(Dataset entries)
# # # #

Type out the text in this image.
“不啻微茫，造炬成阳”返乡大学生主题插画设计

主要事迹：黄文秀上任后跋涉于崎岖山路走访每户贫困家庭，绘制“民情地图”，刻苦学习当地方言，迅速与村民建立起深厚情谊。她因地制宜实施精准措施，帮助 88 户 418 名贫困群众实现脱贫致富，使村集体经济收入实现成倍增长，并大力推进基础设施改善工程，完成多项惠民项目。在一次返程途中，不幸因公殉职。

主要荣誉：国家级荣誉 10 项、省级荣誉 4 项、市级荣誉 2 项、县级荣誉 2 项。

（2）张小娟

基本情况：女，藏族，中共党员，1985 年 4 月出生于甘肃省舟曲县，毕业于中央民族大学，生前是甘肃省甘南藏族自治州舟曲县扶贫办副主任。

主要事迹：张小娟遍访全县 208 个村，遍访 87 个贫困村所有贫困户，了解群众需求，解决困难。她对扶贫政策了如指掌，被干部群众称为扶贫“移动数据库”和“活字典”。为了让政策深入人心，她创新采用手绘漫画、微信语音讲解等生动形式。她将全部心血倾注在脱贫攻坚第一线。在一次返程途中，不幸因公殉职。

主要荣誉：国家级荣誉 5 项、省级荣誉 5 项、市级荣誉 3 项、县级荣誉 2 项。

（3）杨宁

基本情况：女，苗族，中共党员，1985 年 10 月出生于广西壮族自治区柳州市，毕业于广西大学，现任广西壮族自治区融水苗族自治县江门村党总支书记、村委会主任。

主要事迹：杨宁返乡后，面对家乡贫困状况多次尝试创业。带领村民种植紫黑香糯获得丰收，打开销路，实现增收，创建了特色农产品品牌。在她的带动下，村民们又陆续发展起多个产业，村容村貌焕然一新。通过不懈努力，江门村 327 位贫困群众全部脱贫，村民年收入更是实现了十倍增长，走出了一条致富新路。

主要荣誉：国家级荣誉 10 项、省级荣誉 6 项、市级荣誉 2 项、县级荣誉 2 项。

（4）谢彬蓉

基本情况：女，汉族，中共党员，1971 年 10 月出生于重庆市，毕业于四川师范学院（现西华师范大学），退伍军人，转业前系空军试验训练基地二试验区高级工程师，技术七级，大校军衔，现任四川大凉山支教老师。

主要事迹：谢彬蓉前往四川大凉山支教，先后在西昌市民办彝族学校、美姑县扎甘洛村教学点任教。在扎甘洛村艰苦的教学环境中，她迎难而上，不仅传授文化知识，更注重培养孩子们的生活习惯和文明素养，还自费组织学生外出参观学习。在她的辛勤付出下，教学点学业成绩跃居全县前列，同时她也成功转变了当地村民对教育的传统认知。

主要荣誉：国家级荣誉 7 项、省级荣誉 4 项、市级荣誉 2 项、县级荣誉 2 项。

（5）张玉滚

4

# # # #

## Direction
Pull out all lines containing "县级荣誉".

## Written response
主要荣誉：国家级荣誉 10 项、省级荣誉 4 项、市级荣誉 2 项、县级荣誉 2 项。
主要荣誉：国家级荣誉 5 项、省级荣誉 5 项、市级荣誉 3 项、县级荣誉 2 项。
主要荣誉：国家级荣誉 10 项、省级荣誉 6 项、市级荣誉 2 项、县级荣誉 2 项。
主要荣誉：国家级荣誉 7 项、省级荣誉 4 项、市级荣誉 2 项、县级荣誉 2 项。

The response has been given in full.